Records provided —

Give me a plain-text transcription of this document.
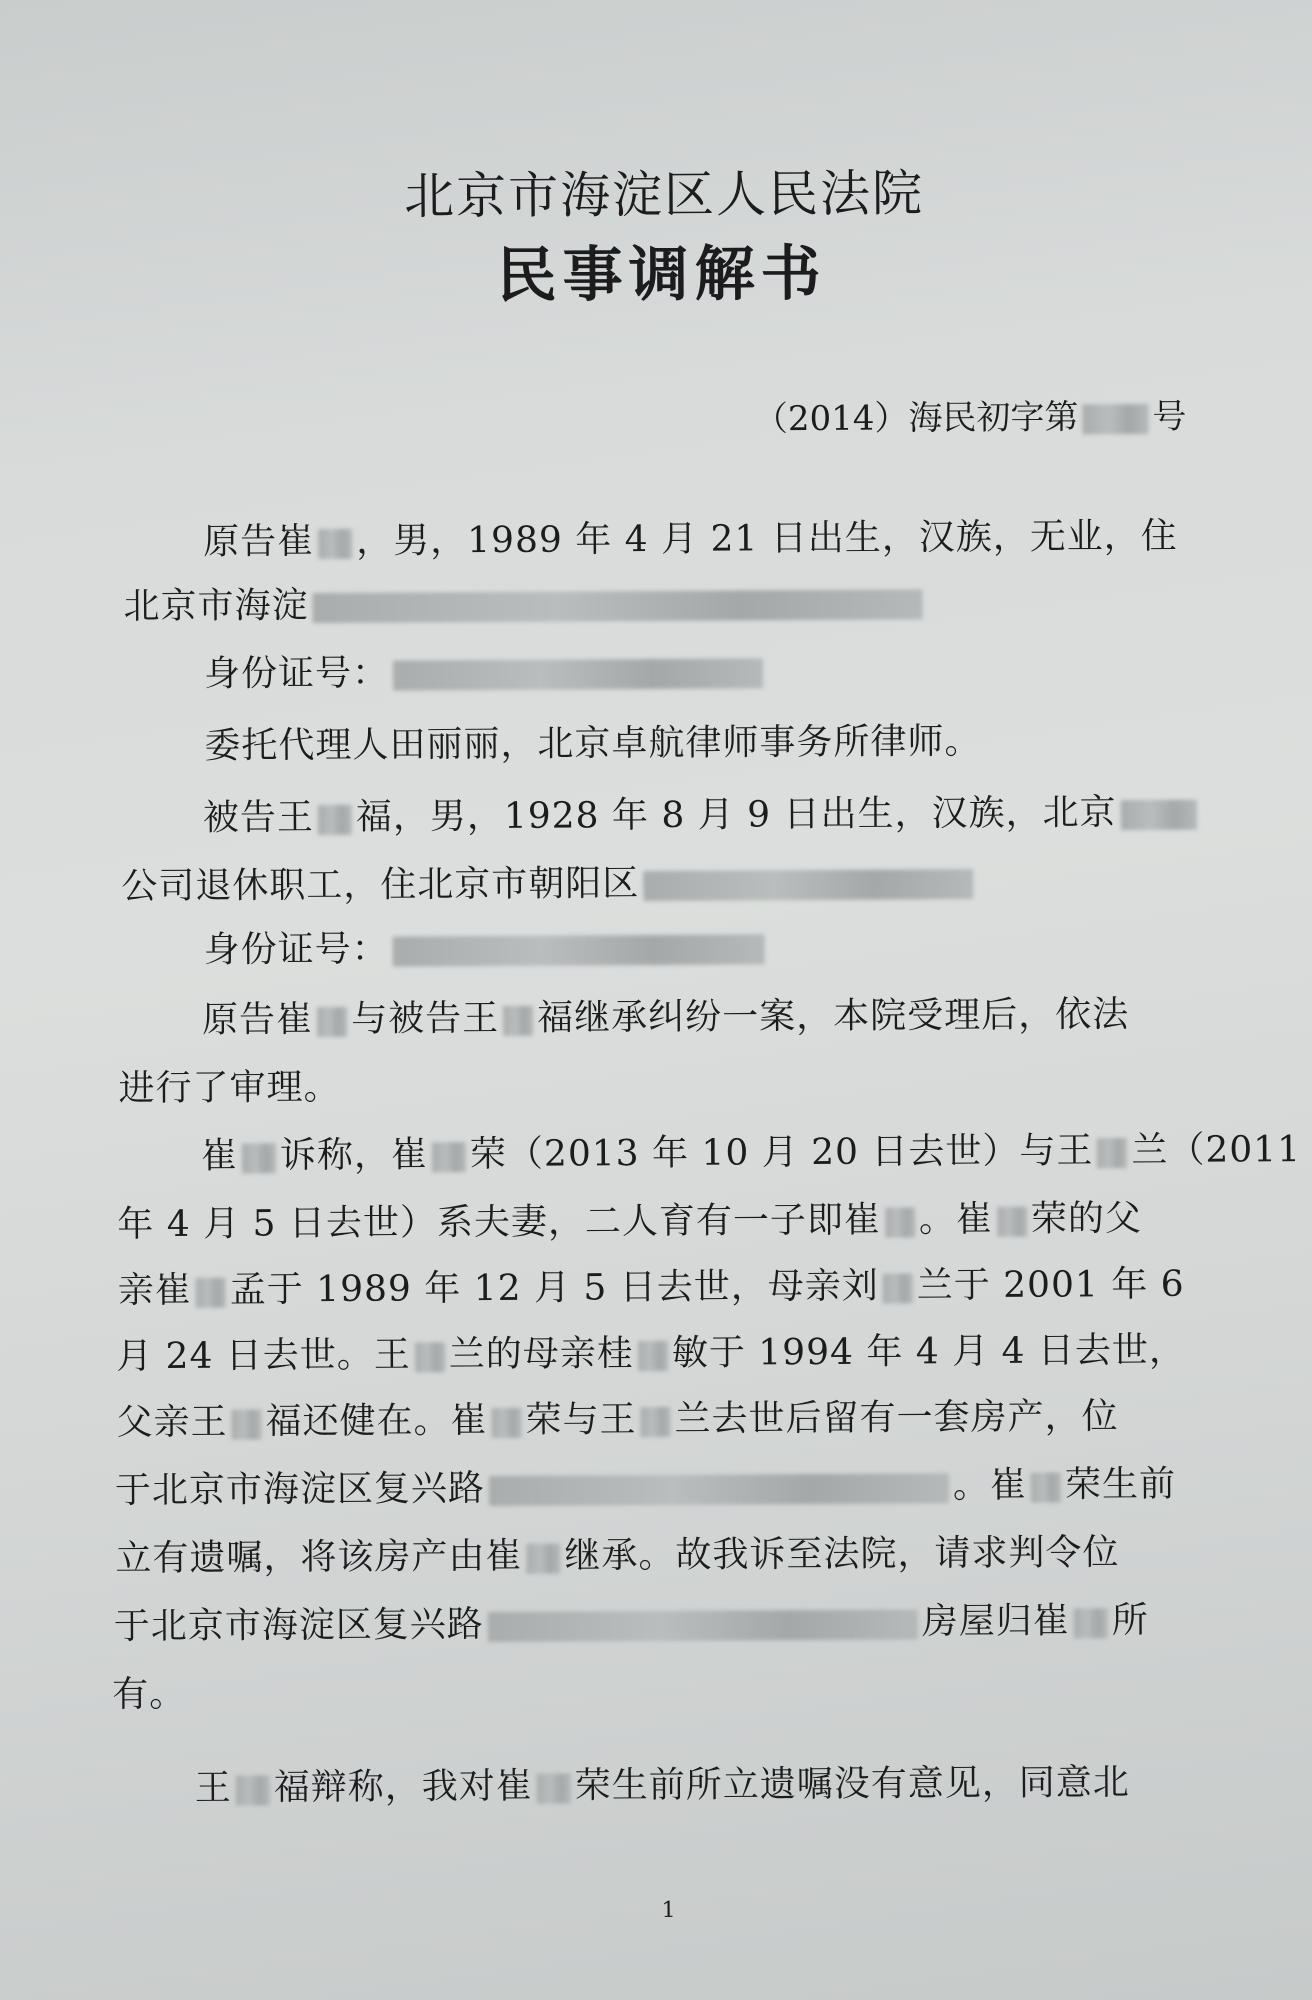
北京市海淀区人民法院
民事调解书
（2014）海民初字第 号
原告崔 ，男，1989 年 4 月 21 日出生，汉族，无业，住
北京市海淀
身份证号：
委托代理人田丽丽，北京卓航律师事务所律师。
被告王 福，男，1928 年 8 月 9 日出生，汉族，北京
公司退休职工，住北京市朝阳区
身份证号：
原告崔 与被告王 福继承纠纷一案，本院受理后，依法
进行了审理。
崔 诉称，崔 荣（2013 年 10 月 20 日去世）与王 兰（2011
年 4 月 5 日去世）系夫妻，二人育有一子即崔 。崔 荣的父
亲崔 孟于 1989 年 12 月 5 日去世，母亲刘 兰于 2001 年 6
月 24 日去世。王 兰的母亲桂 敏于 1994 年 4 月 4 日去世，
父亲王 福还健在。崔 荣与王 兰去世后留有一套房产，位
于北京市海淀区复兴路	。崔 荣生前
立有遗嘱，将该房产由崔 继承。故我诉至法院，请求判令位
于北京市海淀区复兴路	房屋归崔 所
有。
王 福辩称，我对崔 荣生前所立遗嘱没有意见，同意北
1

Problem statement —
Each entry above is to be written out again unchanged, apart from the pictures, which are left out.

Exercise answer —
Give me a plain-text transcription of this document.
北京市海淀区人民法院
民事调解书
（2014）海民初字第 号
原告崔 ，男，1989 年 4 月 21 日出生，汉族，无业，住
北京市海淀
身份证号：
委托代理人田丽丽，北京卓航律师事务所律师。
被告王 福，男，1928 年 8 月 9 日出生，汉族，北京
公司退休职工，住北京市朝阳区
身份证号：
原告崔 与被告王 福继承纠纷一案，本院受理后，依法
进行了审理。
崔 诉称，崔 荣（2013 年 10 月 20 日去世）与王 兰（2011
年 4 月 5 日去世）系夫妻，二人育有一子即崔 。崔 荣的父
亲崔 孟于 1989 年 12 月 5 日去世，母亲刘 兰于 2001 年 6
月 24 日去世。王 兰的母亲桂 敏于 1994 年 4 月 4 日去世，
父亲王 福还健在。崔 荣与王 兰去世后留有一套房产，位
于北京市海淀区复兴路	。崔 荣生前
立有遗嘱，将该房产由崔 继承。故我诉至法院，请求判令位
于北京市海淀区复兴路	房屋归崔 所
有。
王 福辩称，我对崔 荣生前所立遗嘱没有意见，同意北
1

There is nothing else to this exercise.